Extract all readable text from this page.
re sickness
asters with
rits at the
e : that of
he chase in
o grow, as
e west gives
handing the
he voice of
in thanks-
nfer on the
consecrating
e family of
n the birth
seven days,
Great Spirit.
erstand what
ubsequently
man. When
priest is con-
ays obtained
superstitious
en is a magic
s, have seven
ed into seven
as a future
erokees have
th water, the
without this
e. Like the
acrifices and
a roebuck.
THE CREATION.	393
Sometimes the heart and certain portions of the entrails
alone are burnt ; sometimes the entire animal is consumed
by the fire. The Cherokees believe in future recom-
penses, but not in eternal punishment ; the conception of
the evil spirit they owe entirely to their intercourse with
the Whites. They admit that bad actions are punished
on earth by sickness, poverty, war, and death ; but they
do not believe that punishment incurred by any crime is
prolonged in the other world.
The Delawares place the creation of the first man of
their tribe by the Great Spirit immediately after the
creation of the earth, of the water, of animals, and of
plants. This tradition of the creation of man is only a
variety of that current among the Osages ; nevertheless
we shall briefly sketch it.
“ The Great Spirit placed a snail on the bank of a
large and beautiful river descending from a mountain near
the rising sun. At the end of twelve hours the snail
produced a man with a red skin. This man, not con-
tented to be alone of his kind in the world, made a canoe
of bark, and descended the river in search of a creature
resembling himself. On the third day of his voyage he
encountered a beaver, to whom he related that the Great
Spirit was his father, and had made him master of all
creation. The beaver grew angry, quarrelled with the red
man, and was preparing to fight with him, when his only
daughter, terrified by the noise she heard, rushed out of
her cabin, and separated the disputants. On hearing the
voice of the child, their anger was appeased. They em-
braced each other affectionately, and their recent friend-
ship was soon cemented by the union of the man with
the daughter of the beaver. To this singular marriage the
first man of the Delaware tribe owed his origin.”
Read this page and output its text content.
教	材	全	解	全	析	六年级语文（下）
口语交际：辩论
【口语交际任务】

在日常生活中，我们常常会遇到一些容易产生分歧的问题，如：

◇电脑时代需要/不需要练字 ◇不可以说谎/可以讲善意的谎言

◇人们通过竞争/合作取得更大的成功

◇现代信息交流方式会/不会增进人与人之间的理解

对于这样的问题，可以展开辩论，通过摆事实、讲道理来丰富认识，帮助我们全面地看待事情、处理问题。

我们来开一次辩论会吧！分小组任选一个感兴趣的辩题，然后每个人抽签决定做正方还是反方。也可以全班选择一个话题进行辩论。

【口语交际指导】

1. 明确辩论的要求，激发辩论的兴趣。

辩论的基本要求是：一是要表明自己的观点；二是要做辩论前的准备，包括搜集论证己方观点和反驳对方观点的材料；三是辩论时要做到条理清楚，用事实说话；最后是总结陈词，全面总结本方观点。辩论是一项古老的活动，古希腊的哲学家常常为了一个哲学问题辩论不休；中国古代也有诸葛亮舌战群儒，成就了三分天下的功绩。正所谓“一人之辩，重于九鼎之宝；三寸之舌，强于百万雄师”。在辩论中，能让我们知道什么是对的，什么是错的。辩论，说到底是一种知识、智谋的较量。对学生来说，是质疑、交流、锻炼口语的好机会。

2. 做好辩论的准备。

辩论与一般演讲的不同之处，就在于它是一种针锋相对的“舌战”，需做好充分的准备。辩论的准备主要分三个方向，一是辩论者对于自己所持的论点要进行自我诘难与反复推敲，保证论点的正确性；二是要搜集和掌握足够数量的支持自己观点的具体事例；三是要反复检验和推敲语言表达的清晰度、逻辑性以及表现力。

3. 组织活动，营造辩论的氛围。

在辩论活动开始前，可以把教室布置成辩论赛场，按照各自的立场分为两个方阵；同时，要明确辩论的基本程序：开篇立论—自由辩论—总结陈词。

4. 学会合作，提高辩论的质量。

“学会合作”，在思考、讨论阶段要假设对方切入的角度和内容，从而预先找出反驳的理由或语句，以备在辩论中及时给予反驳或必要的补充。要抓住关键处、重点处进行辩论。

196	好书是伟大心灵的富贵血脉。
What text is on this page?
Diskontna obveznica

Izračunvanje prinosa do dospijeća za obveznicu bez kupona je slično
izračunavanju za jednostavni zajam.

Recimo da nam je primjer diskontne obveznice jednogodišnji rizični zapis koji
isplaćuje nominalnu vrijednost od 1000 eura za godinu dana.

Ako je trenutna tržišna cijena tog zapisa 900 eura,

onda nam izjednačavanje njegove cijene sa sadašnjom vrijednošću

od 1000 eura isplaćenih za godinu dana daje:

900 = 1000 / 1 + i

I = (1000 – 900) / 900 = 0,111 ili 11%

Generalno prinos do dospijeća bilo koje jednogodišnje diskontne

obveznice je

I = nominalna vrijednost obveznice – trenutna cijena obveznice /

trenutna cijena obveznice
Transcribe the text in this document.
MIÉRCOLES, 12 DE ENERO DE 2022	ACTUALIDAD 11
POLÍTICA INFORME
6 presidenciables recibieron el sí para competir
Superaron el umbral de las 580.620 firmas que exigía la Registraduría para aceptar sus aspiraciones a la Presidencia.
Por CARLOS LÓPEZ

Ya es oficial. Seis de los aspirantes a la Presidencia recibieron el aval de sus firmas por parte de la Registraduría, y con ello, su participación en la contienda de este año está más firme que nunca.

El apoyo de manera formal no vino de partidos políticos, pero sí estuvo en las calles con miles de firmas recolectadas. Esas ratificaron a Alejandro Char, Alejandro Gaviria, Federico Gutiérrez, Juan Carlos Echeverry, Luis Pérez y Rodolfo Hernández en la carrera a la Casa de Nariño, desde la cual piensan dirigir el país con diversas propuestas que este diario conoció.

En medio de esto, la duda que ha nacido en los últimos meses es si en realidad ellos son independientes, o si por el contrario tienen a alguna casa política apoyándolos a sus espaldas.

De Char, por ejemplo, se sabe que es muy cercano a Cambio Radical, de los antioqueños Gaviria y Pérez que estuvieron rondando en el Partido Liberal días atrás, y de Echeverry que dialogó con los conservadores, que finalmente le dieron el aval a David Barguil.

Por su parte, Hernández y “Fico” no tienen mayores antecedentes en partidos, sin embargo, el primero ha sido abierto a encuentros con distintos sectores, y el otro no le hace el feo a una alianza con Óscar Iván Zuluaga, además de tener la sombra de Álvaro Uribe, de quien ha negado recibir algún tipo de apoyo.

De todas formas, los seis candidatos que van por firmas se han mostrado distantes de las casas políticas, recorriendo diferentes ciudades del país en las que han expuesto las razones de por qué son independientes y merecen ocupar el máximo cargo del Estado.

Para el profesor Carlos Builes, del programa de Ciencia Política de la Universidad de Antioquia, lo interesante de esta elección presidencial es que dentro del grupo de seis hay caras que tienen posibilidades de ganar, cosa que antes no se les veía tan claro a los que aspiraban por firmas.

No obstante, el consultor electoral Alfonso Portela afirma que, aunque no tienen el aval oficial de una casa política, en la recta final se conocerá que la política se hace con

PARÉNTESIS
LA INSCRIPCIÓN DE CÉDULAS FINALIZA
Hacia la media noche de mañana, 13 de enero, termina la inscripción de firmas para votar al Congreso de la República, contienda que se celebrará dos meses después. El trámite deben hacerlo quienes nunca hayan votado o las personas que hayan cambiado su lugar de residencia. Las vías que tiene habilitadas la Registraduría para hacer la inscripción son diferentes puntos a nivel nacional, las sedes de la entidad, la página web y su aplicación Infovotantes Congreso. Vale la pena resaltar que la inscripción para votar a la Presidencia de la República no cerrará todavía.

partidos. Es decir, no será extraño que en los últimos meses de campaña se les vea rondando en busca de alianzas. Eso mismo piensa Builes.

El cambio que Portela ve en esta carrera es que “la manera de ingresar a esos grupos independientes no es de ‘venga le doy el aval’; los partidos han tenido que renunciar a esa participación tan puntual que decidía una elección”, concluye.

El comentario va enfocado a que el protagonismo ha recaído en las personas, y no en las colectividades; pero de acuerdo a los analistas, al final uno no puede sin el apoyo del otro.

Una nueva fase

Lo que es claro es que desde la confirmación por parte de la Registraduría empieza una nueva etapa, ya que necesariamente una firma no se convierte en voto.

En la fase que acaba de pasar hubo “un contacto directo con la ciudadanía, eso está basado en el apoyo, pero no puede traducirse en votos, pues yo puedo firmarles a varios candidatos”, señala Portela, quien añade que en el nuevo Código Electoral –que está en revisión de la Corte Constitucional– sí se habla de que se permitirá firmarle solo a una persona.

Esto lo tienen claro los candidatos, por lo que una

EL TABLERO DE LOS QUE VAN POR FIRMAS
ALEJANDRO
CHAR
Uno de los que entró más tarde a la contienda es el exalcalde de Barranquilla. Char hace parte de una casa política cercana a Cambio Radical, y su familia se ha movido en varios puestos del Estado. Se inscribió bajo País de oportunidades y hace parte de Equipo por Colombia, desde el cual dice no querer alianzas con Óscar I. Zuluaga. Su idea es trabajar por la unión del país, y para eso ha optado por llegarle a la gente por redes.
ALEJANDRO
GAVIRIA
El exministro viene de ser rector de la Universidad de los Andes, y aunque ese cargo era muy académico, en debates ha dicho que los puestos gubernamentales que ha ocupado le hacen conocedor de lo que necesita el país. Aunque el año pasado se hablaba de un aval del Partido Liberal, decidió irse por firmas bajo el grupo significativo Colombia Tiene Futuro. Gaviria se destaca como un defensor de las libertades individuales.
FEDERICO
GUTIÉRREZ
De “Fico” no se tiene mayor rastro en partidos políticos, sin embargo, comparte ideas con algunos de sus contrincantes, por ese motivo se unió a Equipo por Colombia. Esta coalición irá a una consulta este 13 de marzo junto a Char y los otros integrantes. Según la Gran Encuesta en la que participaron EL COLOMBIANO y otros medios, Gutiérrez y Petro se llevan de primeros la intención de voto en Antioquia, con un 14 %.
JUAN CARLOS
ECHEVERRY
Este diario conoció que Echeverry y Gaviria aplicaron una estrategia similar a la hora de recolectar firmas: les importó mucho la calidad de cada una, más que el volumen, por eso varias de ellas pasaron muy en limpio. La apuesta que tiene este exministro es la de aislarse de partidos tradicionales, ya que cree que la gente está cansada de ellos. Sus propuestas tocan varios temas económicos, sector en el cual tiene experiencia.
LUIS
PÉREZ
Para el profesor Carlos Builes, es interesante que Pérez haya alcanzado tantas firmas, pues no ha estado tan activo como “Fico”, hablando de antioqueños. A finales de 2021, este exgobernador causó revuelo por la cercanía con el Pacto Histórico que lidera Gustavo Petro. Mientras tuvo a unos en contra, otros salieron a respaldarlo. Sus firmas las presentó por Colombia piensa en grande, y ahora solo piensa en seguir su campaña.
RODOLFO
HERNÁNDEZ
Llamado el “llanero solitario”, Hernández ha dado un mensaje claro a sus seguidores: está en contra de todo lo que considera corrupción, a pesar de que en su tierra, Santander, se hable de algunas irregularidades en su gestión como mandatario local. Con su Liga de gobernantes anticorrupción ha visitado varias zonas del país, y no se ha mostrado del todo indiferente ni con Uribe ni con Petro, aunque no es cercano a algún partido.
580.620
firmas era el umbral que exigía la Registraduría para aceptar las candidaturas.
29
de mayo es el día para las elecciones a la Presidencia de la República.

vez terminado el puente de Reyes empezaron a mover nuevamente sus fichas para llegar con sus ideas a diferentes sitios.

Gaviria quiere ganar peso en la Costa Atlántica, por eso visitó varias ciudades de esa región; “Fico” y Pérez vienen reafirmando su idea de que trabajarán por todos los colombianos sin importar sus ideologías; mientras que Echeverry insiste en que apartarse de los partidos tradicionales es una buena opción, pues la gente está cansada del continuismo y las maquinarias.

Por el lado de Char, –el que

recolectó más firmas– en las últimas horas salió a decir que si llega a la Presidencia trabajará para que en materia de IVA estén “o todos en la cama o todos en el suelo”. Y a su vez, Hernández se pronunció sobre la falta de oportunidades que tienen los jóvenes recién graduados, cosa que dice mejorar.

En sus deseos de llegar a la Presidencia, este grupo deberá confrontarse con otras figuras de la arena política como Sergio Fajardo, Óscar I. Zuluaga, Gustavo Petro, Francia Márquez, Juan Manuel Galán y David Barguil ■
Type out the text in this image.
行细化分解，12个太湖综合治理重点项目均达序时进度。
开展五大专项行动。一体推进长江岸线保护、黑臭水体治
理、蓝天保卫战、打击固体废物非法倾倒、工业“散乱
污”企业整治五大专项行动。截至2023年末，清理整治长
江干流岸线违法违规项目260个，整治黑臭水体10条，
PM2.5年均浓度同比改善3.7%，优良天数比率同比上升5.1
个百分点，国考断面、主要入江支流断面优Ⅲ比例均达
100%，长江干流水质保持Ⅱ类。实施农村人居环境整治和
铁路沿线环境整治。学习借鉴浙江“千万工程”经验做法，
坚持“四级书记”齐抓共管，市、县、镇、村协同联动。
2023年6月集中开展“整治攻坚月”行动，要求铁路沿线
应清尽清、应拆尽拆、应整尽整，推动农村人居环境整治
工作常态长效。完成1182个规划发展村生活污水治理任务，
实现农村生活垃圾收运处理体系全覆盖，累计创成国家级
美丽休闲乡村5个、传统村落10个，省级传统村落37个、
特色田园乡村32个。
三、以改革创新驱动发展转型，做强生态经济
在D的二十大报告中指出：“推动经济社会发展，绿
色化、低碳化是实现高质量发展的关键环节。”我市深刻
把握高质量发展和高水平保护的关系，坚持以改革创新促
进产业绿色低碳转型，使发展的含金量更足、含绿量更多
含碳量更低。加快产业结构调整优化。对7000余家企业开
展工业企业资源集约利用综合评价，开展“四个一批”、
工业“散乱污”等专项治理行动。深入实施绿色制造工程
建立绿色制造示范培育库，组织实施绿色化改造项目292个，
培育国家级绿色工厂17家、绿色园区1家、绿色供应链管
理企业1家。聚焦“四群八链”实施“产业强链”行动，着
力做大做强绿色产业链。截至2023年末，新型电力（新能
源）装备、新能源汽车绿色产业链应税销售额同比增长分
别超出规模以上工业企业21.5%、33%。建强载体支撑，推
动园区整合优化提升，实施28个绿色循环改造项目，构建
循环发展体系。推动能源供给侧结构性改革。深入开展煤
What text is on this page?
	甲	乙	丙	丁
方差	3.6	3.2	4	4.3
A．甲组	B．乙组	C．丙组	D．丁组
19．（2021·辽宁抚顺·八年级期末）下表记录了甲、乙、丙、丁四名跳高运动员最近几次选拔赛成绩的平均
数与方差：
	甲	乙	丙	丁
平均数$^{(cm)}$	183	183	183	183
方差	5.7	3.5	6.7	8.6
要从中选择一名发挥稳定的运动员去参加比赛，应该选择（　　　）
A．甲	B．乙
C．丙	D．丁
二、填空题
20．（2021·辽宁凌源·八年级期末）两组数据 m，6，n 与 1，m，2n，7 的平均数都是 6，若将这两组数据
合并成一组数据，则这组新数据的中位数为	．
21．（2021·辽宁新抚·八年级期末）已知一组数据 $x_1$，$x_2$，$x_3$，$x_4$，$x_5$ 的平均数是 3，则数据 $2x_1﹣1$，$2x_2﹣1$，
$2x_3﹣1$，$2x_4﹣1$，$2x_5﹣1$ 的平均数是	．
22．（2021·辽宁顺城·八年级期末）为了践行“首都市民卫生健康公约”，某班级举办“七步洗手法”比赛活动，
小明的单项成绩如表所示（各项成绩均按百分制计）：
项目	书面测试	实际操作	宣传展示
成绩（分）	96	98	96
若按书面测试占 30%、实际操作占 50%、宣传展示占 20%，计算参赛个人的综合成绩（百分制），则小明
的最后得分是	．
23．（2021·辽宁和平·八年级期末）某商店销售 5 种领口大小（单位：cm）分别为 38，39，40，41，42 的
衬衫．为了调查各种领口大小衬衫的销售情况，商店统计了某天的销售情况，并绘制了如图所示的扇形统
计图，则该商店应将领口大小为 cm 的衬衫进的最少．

--- --- ---

> _WRITTEN TASK_
From the entries above, extract every line where the word "only" appears.

> _WRITTEN RESPONSE_
plants. This tradition of the creation of man is only a
man, and was preparing to fight with him, when his only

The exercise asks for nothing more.